To do >> State only the count of lines in the listing below that hold "grid".

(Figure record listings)

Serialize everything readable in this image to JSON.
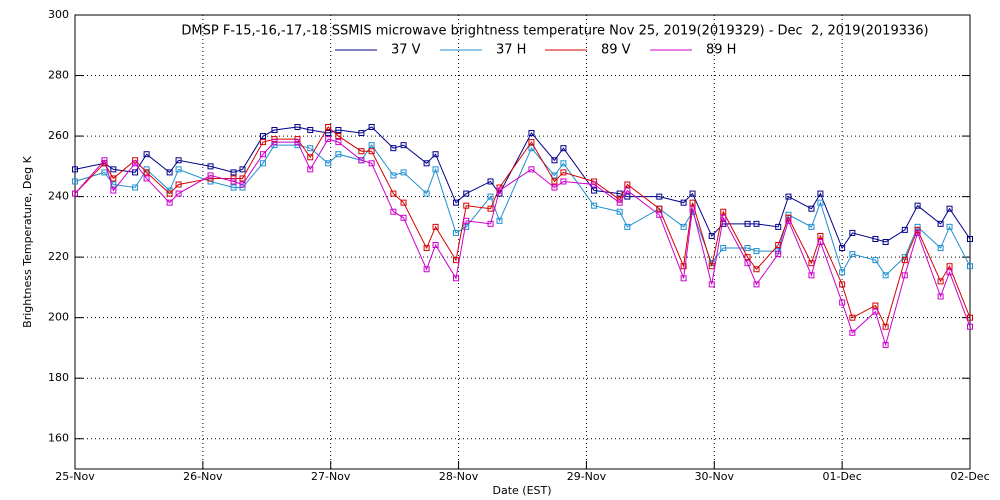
{
  "chart_data": {
    "type": "line",
    "title": "DMSP F-15,-16,-17,-18 SSMIS microwave brightness temperature Nov 25, 2019(2019329) - Dec  2, 2019(2019336)",
    "xlabel": "Date (EST)",
    "ylabel": "Brightness Temperature, Deg K",
    "x": [
      0,
      0.23,
      0.3,
      0.47,
      0.56,
      0.74,
      0.81,
      1.06,
      1.24,
      1.31,
      1.47,
      1.56,
      1.74,
      1.84,
      1.98,
      2.06,
      2.24,
      2.32,
      2.49,
      2.57,
      2.75,
      2.82,
      2.98,
      3.06,
      3.25,
      3.32,
      3.57,
      3.75,
      3.82,
      4.06,
      4.26,
      4.32,
      4.57,
      4.76,
      4.83,
      4.98,
      5.07,
      5.26,
      5.33,
      5.5,
      5.58,
      5.76,
      5.83,
      6.0,
      6.08,
      6.26,
      6.34,
      6.49,
      6.59,
      6.77,
      6.84,
      7.0
    ],
    "series": [
      {
        "name": "37 V",
        "color": "#00008b",
        "values": [
          249,
          251,
          249,
          248,
          254,
          248,
          252,
          250,
          248,
          249,
          260,
          262,
          263,
          262,
          261,
          262,
          261,
          263,
          256,
          257,
          251,
          254,
          238,
          241,
          245,
          241,
          261,
          252,
          256,
          242,
          241,
          240,
          240,
          238,
          241,
          227,
          231,
          231,
          231,
          230,
          240,
          236,
          241,
          223,
          228,
          226,
          225,
          229,
          237,
          231,
          236,
          226
        ]
      },
      {
        "name": "37 H",
        "color": "#1e8fcf",
        "values": [
          245,
          248,
          244,
          243,
          249,
          242,
          249,
          245,
          243,
          243,
          251,
          257,
          257,
          256,
          251,
          254,
          252,
          257,
          247,
          248,
          241,
          249,
          228,
          230,
          240,
          232,
          256,
          247,
          251,
          237,
          235,
          230,
          236,
          230,
          235,
          218,
          223,
          223,
          222,
          222,
          234,
          230,
          238,
          215,
          221,
          219,
          214,
          220,
          230,
          223,
          230,
          217
        ]
      },
      {
        "name": "89 V",
        "color": "#d40000",
        "values": [
          241,
          251,
          246,
          252,
          248,
          241,
          244,
          246,
          246,
          246,
          258,
          259,
          259,
          253,
          263,
          260,
          255,
          255,
          241,
          238,
          223,
          230,
          219,
          237,
          236,
          243,
          258,
          245,
          248,
          245,
          239,
          244,
          236,
          217,
          238,
          217,
          235,
          220,
          216,
          224,
          233,
          218,
          227,
          211,
          200,
          204,
          197,
          219,
          229,
          212,
          217,
          200
        ]
      },
      {
        "name": "89 H",
        "color": "#cc00cc",
        "values": [
          241,
          252,
          242,
          251,
          246,
          238,
          241,
          247,
          245,
          244,
          254,
          258,
          258,
          249,
          259,
          258,
          252,
          251,
          235,
          233,
          216,
          224,
          213,
          232,
          231,
          242,
          249,
          243,
          245,
          244,
          238,
          242,
          234,
          213,
          236,
          211,
          233,
          218,
          211,
          221,
          232,
          214,
          225,
          205,
          195,
          202,
          191,
          214,
          228,
          207,
          215,
          197
        ]
      }
    ],
    "xlim": [
      0,
      7
    ],
    "xticks": [
      {
        "value": 0,
        "label": "25-Nov"
      },
      {
        "value": 1,
        "label": "26-Nov"
      },
      {
        "value": 2,
        "label": "27-Nov"
      },
      {
        "value": 3,
        "label": "28-Nov"
      },
      {
        "value": 4,
        "label": "29-Nov"
      },
      {
        "value": 5,
        "label": "30-Nov"
      },
      {
        "value": 6,
        "label": "01-Dec"
      },
      {
        "value": 7,
        "label": "02-Dec"
      }
    ],
    "ylim": [
      150,
      300
    ],
    "yticks": [
      160,
      180,
      200,
      220,
      240,
      260,
      280,
      300
    ],
    "grid": true
  }
}
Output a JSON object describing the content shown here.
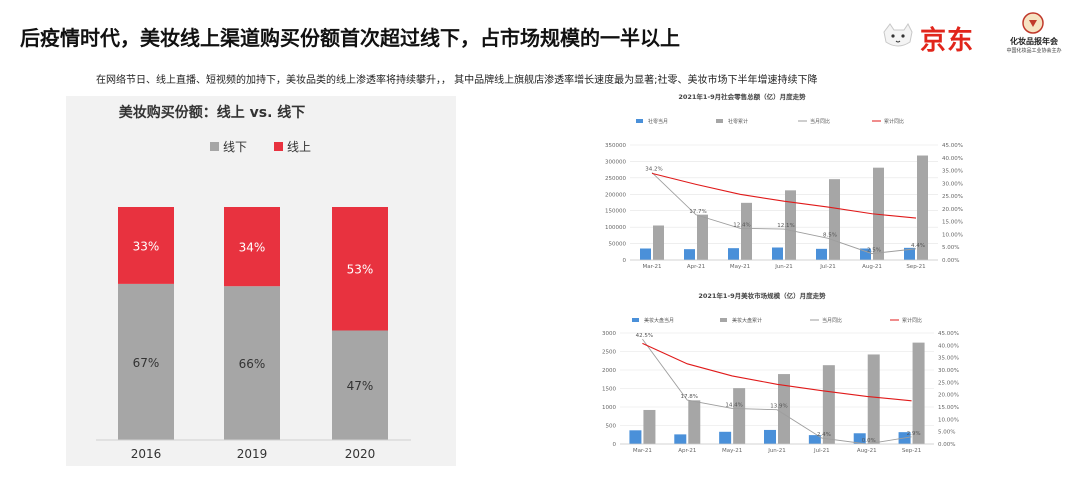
{
  "header": {
    "title": "后疫情时代，美妆线上渠道购买份额首次超过线下，占市场规模的一半以上",
    "subtitle": "在网络节日、线上直播、短视频的加持下，美妆品类的线上渗透率将持续攀升，，  其中品牌线上旗舰店渗透率增长速度最为显著;社零、美妆市场下半年增速持续下降"
  },
  "logos": {
    "jd_text": "京东",
    "assoc_name": "化妆品报年会",
    "assoc_subname": "中国化妆品工业协会主办",
    "jd_icon": "dog-icon",
    "assoc_icon": "seal-icon"
  },
  "colors": {
    "offline": "#a6a6a6",
    "online": "#e8323f",
    "blue": "#4a90d9",
    "gray": "#a6a6a6",
    "red_line": "#e01a1a",
    "gray_line": "#9e9e9e"
  },
  "chart_data": [
    {
      "type": "bar",
      "stacked": true,
      "percent": true,
      "title": "美妆购买份额：线上 vs. 线下",
      "categories": [
        "2016",
        "2019",
        "2020"
      ],
      "series": [
        {
          "name": "线下",
          "values": [
            67,
            66,
            47
          ],
          "labels": [
            "67%",
            "66%",
            "47%"
          ]
        },
        {
          "name": "线上",
          "values": [
            33,
            34,
            53
          ],
          "labels": [
            "33%",
            "34%",
            "53%"
          ]
        }
      ],
      "legend": "top-center",
      "ylim": [
        0,
        100
      ],
      "grid": false
    },
    {
      "type": "bar",
      "combo": "bar-line",
      "title": "2021年1-9月社会零售总额（亿）月度走势",
      "categories": [
        "Mar-21",
        "Apr-21",
        "May-21",
        "Jun-21",
        "Jul-21",
        "Aug-21",
        "Sep-21"
      ],
      "y_left_ticks": [
        "0",
        "50000",
        "100000",
        "150000",
        "200000",
        "250000",
        "300000",
        "350000"
      ],
      "y_right_ticks": [
        "0.00%",
        "5.00%",
        "10.00%",
        "15.00%",
        "20.00%",
        "25.00%",
        "30.00%",
        "35.00%",
        "40.00%",
        "45.00%"
      ],
      "ylim_left": [
        0,
        350000
      ],
      "ylim_right": [
        0,
        45
      ],
      "series": [
        {
          "name": "社零当月",
          "kind": "bar",
          "axis": "left",
          "values": [
            35000,
            33000,
            36000,
            38000,
            34000,
            35000,
            37000
          ]
        },
        {
          "name": "社零累计",
          "kind": "bar",
          "axis": "left",
          "values": [
            105000,
            138000,
            174000,
            212000,
            246000,
            281000,
            318000
          ]
        },
        {
          "name": "当月同比",
          "kind": "line",
          "axis": "right",
          "values": [
            34.2,
            17.7,
            12.4,
            12.1,
            8.5,
            2.5,
            4.4
          ],
          "labels": [
            "34.2%",
            "17.7%",
            "12.4%",
            "12.1%",
            "8.5%",
            "2.5%",
            "4.4%"
          ]
        },
        {
          "name": "累计同比",
          "kind": "line",
          "axis": "right",
          "values": [
            33.9,
            29.6,
            25.7,
            23.0,
            20.7,
            18.1,
            16.4
          ]
        }
      ],
      "legend": "top",
      "grid": true
    },
    {
      "type": "bar",
      "combo": "bar-line",
      "title": "2021年1-9月美妆市场规模（亿）月度走势",
      "categories": [
        "Mar-21",
        "Apr-21",
        "May-21",
        "Jun-21",
        "Jul-21",
        "Aug-21",
        "Sep-21"
      ],
      "y_left_ticks": [
        "0",
        "500",
        "1000",
        "1500",
        "2000",
        "2500",
        "3000"
      ],
      "y_right_ticks": [
        "0.00%",
        "5.00%",
        "10.00%",
        "15.00%",
        "20.00%",
        "25.00%",
        "30.00%",
        "35.00%",
        "40.00%",
        "45.00%"
      ],
      "ylim_left": [
        0,
        3000
      ],
      "ylim_right": [
        0,
        45
      ],
      "series": [
        {
          "name": "美妆大盘当月",
          "kind": "bar",
          "axis": "left",
          "values": [
            370,
            260,
            330,
            380,
            240,
            290,
            320
          ]
        },
        {
          "name": "美妆大盘累计",
          "kind": "bar",
          "axis": "left",
          "values": [
            920,
            1180,
            1510,
            1890,
            2130,
            2420,
            2740
          ]
        },
        {
          "name": "当月同比",
          "kind": "line",
          "axis": "right",
          "values": [
            42.5,
            17.8,
            14.4,
            13.9,
            2.4,
            0.0,
            2.9
          ],
          "labels": [
            "42.5%",
            "17.8%",
            "14.4%",
            "13.9%",
            "2.4%",
            "0.0%",
            "2.9%"
          ]
        },
        {
          "name": "累计同比",
          "kind": "line",
          "axis": "right",
          "values": [
            40.8,
            32.5,
            27.6,
            24.2,
            21.6,
            19.3,
            17.5
          ]
        }
      ],
      "legend": "top",
      "grid": true
    }
  ]
}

Result of this task >> 4